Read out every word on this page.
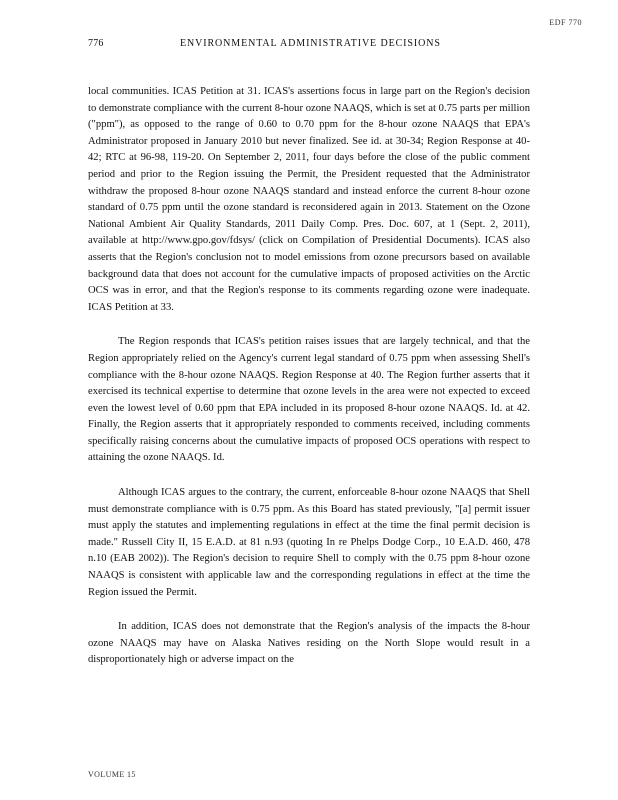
EDF 770
776	ENVIRONMENTAL ADMINISTRATIVE DECISIONS

local communities. ICAS Petition at 31. ICAS's assertions focus in large part on the Region's decision to demonstrate compliance with the current 8-hour ozone NAAQS, which is set at 0.75 parts per million ("ppm"), as opposed to the range of 0.60 to 0.70 ppm for the 8-hour ozone NAAQS that EPA's Administrator proposed in January 2010 but never finalized. See id. at 30-34; Region Response at 40-42; RTC at 96-98, 119-20. On September 2, 2011, four days before the close of the public comment period and prior to the Region issuing the Permit, the President requested that the Administrator withdraw the proposed 8-hour ozone NAAQS standard and instead enforce the current 8-hour ozone standard of 0.75 ppm until the ozone standard is reconsidered again in 2013. Statement on the Ozone National Ambient Air Quality Standards, 2011 Daily Comp. Pres. Doc. 607, at 1 (Sept. 2, 2011), available at http://www.gpo.gov/fdsys/ (click on Compilation of Presidential Documents). ICAS also asserts that the Region's conclusion not to model emissions from ozone precursors based on available background data that does not account for the cumulative impacts of proposed activities on the Arctic OCS was in error, and that the Region's response to its comments regarding ozone were inadequate. ICAS Petition at 33.

The Region responds that ICAS's petition raises issues that are largely technical, and that the Region appropriately relied on the Agency's current legal standard of 0.75 ppm when assessing Shell's compliance with the 8-hour ozone NAAQS. Region Response at 40. The Region further asserts that it exercised its technical expertise to determine that ozone levels in the area were not expected to exceed even the lowest level of 0.60 ppm that EPA included in its proposed 8-hour ozone NAAQS. Id. at 42. Finally, the Region asserts that it appropriately responded to comments received, including comments specifically raising concerns about the cumulative impacts of proposed OCS operations with respect to attaining the ozone NAAQS. Id.

Although ICAS argues to the contrary, the current, enforceable 8-hour ozone NAAQS that Shell must demonstrate compliance with is 0.75 ppm. As this Board has stated previously, "[a] permit issuer must apply the statutes and implementing regulations in effect at the time the final permit decision is made." Russell City II, 15 E.A.D. at 81 n.93 (quoting In re Phelps Dodge Corp., 10 E.A.D. 460, 478 n.10 (EAB 2002)). The Region's decision to require Shell to comply with the 0.75 ppm 8-hour ozone NAAQS is consistent with applicable law and the corresponding regulations in effect at the time the Region issued the Permit.

In addition, ICAS does not demonstrate that the Region's analysis of the impacts the 8-hour ozone NAAQS may have on Alaska Natives residing on the North Slope would result in a disproportionately high or adverse impact on the

VOLUME 15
::::
> _WHAT TO WORK ON_
Copy out every line of the listing that contains the string "Shell".

> _EXERCISE SOLUTION_
The Region responds that ICAS's petition raises issues that are largely technical, and that the Region appropriately relied on the Agency's current legal standard of 0.75 ppm when assessing Shell's compliance with the 8-hour ozone NAAQS. Region Response at 40. The Region further asserts that it exercised its technical expertise to determine that ozone levels in the area were not expected to exceed even the lowest level of 0.60 ppm that EPA included in its proposed 8-hour ozone NAAQS. Id. at 42. Finally, the Region asserts that it appropriately responded to comments received, including comments specifically raising concerns about the cumulative impacts of proposed OCS operations with respect to attaining the ozone NAAQS. Id.
Although ICAS argues to the contrary, the current, enforceable 8-hour ozone NAAQS that Shell must demonstrate compliance with is 0.75 ppm. As this Board has stated previously, "[a] permit issuer must apply the statutes and implementing regulations in effect at the time the final permit decision is made." Russell City II, 15 E.A.D. at 81 n.93 (quoting In re Phelps Dodge Corp., 10 E.A.D. 460, 478 n.10 (EAB 2002)). The Region's decision to require Shell to comply with the 0.75 ppm 8-hour ozone NAAQS is consistent with applicable law and the corresponding regulations in effect at the time the Region issued the Permit.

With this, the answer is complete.